[Dataset entries]
────

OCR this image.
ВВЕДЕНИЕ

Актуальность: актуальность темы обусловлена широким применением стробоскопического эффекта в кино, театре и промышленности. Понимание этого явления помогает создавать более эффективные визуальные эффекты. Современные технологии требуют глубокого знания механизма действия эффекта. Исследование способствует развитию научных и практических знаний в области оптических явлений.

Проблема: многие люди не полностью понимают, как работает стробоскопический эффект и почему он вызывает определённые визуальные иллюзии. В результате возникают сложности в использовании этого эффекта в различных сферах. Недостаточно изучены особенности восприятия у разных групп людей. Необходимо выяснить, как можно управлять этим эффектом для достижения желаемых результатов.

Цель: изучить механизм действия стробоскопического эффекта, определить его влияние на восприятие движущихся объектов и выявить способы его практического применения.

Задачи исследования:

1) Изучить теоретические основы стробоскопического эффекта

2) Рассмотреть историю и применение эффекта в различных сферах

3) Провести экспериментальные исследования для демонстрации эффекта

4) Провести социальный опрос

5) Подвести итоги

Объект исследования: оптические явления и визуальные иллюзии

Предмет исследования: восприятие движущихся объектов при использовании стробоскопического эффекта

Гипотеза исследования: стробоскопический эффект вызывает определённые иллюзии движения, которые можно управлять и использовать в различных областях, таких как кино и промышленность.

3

────

• _Exercise directions_
Scan the data for the word "объектов" and copy every line where it shows up.

• _Exercise solution_
Цель: изучить механизм действия стробоскопического эффекта, определить его влияние на восприятие движущихся объектов и выявить способы его практического применения.
Предмет исследования: восприятие движущихся объектов при использовании стробоскопического эффекта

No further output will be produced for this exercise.